▶ Exercise brief:
Copy each line that contains the word "software".

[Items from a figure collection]

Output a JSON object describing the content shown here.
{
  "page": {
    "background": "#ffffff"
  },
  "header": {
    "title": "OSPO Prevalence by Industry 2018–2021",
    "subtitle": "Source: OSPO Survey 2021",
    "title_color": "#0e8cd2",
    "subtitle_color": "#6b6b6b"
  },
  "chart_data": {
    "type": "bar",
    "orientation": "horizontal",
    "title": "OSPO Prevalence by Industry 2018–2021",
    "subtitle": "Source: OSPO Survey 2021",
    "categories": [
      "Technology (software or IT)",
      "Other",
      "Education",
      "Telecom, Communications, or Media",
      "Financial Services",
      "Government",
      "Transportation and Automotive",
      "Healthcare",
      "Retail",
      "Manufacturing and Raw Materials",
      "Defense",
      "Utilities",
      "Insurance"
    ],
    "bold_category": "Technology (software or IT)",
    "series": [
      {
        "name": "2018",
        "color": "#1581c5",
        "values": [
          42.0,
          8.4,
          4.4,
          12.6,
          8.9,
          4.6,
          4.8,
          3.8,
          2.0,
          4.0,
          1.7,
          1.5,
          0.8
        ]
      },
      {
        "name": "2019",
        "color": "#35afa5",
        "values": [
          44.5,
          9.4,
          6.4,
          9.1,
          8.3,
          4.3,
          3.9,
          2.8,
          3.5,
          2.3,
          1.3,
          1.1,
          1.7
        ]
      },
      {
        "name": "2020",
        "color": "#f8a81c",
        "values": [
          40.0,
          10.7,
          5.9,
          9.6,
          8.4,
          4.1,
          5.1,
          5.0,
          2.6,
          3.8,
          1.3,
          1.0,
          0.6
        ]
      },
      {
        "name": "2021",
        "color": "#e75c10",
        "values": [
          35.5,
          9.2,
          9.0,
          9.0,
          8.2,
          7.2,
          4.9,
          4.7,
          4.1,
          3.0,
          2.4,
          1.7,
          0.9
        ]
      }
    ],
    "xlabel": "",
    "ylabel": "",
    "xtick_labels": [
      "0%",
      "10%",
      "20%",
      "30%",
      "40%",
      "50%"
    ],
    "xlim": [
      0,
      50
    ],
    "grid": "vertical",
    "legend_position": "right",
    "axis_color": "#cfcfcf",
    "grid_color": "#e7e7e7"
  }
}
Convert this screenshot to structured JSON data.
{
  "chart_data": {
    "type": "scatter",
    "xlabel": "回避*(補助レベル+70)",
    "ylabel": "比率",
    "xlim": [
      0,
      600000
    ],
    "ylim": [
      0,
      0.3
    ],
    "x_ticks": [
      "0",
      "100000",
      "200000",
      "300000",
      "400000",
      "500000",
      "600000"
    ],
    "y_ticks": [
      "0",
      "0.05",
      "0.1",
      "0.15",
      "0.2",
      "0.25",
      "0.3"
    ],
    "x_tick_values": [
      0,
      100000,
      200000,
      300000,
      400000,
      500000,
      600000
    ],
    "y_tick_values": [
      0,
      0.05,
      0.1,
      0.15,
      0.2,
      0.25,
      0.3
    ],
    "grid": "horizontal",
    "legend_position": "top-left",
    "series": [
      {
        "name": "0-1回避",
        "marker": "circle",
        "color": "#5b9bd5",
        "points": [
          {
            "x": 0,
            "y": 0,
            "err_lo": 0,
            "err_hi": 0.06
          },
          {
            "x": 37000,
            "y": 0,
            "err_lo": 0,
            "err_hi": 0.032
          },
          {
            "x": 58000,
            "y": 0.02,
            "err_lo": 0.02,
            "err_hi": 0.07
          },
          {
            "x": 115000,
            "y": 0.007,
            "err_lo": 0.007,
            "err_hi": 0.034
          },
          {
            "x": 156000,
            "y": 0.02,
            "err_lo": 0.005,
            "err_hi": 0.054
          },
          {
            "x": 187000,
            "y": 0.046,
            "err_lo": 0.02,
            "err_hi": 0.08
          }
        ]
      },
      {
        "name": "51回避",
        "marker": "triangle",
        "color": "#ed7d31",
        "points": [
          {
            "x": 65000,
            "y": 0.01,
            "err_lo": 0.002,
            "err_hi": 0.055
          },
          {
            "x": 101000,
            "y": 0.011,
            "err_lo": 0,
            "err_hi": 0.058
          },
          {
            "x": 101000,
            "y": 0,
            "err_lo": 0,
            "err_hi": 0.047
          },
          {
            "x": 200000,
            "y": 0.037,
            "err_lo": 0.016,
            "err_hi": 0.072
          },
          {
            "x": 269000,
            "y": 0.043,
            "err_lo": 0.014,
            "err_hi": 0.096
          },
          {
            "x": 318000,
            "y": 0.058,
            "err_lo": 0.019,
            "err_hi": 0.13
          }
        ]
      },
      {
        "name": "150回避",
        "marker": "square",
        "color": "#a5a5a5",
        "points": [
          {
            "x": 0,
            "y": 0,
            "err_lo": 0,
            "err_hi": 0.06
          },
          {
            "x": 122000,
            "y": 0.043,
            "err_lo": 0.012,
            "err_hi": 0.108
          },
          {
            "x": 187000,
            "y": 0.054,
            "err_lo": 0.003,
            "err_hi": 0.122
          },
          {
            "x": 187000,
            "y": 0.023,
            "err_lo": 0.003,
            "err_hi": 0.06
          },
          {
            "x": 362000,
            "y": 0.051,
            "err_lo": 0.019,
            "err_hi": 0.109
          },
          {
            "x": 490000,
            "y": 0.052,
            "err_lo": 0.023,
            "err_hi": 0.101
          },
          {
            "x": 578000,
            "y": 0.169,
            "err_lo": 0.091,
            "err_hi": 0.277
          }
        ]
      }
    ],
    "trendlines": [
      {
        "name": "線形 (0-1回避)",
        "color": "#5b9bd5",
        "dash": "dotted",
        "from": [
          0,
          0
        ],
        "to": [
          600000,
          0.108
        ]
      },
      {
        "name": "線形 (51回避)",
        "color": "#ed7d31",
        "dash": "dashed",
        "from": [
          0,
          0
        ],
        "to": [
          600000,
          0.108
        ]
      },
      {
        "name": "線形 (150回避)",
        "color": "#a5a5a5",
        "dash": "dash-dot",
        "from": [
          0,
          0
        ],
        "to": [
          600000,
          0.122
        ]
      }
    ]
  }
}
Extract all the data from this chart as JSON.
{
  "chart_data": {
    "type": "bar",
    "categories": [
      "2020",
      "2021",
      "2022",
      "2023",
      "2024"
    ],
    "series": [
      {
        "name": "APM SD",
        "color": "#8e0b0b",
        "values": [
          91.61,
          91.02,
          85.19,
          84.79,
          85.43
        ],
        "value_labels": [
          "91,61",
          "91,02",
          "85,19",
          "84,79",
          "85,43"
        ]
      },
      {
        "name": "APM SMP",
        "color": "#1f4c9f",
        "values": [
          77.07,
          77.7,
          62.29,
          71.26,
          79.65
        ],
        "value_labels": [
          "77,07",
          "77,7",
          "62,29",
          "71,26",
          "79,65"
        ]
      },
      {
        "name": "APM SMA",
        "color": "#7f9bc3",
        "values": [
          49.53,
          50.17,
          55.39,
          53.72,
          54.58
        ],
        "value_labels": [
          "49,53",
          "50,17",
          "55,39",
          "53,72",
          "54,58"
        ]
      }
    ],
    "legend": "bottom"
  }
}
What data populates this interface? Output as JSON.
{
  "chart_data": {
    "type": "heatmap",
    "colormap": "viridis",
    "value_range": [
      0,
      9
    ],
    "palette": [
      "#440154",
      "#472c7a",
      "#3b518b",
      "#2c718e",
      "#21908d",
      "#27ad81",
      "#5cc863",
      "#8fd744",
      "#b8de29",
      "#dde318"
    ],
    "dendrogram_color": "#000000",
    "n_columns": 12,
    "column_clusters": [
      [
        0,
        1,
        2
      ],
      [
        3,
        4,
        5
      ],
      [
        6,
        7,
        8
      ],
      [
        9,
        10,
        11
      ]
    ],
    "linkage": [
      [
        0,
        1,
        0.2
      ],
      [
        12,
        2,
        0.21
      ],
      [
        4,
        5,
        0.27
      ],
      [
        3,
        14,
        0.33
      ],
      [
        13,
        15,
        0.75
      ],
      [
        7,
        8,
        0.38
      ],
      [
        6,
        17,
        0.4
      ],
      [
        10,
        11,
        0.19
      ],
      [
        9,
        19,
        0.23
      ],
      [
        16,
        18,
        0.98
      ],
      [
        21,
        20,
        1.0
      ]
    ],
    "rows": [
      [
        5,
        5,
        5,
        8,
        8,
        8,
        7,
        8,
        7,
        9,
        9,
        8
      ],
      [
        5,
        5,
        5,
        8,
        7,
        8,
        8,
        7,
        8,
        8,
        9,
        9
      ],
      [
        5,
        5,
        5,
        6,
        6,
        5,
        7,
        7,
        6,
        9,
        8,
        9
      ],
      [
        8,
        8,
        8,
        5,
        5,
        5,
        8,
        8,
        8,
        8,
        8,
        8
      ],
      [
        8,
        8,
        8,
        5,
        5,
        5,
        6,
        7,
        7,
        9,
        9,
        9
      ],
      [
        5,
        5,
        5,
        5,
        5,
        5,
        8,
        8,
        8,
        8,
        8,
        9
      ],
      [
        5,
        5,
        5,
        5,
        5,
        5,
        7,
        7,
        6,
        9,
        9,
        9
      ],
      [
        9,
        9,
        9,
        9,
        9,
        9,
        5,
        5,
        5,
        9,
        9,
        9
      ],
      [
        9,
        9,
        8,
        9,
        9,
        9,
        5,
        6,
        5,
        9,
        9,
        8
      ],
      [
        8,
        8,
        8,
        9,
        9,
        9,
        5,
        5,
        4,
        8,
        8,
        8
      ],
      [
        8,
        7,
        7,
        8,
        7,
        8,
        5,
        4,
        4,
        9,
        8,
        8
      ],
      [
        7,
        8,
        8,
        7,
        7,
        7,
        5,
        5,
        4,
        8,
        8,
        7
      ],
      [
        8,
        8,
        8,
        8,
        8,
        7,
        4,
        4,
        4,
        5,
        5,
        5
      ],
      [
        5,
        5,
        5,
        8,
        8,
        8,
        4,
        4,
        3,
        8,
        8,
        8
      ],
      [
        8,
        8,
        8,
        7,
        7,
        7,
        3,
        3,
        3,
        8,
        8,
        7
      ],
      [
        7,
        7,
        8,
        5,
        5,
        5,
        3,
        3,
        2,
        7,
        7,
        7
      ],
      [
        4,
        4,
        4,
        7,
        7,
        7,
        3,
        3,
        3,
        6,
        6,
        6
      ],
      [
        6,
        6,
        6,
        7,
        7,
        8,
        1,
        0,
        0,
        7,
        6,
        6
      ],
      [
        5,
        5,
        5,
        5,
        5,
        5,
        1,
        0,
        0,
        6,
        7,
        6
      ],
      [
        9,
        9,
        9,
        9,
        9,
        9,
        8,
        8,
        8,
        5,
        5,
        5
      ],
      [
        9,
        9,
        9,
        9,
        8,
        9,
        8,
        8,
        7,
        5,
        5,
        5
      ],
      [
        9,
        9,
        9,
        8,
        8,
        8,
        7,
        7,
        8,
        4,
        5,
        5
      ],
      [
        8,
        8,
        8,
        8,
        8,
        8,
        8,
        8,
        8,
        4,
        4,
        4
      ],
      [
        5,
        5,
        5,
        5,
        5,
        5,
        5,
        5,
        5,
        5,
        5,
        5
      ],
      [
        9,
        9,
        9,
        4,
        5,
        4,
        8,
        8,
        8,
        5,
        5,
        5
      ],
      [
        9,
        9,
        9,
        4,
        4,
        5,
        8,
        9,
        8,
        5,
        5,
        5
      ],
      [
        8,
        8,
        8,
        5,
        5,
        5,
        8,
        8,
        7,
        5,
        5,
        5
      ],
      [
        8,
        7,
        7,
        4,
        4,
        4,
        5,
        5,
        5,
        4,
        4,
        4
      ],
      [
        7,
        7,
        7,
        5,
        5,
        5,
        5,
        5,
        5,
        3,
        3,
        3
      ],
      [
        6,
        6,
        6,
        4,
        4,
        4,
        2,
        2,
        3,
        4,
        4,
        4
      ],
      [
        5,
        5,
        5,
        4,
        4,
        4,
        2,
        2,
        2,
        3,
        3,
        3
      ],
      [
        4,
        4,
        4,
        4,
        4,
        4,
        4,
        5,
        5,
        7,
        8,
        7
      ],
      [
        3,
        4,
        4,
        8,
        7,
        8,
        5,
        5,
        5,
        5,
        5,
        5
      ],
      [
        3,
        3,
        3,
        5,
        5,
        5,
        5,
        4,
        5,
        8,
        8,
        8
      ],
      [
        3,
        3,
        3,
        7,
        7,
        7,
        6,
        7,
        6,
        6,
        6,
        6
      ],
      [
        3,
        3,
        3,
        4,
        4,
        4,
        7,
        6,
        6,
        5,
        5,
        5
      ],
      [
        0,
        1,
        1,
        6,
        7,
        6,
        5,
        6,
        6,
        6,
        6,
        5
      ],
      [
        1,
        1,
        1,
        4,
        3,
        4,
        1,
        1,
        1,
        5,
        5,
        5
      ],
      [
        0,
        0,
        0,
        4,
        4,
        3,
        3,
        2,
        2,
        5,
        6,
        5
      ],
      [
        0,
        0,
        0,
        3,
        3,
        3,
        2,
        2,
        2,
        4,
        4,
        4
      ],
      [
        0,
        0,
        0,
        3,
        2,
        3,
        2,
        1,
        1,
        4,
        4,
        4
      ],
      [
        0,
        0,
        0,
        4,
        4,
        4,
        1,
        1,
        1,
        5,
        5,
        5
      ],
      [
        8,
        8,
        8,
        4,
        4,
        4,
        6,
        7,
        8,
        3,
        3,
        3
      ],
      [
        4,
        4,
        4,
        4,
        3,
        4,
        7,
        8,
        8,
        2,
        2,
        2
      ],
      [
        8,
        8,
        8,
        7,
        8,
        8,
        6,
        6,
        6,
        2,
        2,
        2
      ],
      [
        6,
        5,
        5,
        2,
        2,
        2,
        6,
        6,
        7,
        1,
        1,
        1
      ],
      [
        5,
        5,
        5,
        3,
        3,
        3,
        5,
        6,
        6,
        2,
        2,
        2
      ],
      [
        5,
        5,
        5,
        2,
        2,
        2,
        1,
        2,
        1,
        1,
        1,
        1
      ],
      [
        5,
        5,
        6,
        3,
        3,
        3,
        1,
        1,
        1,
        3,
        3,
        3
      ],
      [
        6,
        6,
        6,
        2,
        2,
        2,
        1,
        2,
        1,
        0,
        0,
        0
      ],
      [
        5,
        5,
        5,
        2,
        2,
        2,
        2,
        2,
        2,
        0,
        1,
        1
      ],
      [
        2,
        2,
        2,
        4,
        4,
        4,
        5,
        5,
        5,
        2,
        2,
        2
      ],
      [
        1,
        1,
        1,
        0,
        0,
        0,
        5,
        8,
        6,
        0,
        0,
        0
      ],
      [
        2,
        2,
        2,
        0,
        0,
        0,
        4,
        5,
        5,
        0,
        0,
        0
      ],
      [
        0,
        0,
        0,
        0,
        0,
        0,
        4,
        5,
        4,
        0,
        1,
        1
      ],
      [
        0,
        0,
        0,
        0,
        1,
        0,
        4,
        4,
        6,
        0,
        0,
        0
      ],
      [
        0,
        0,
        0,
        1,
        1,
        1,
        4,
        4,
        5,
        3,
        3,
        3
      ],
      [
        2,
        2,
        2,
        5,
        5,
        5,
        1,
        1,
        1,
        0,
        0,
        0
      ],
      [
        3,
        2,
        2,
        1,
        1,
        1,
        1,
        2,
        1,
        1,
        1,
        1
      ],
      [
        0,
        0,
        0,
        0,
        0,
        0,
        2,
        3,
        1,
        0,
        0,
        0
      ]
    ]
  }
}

▶ Response to the task:
      "Technology (software or IT)",
    "bold_category": "Technology (software or IT)",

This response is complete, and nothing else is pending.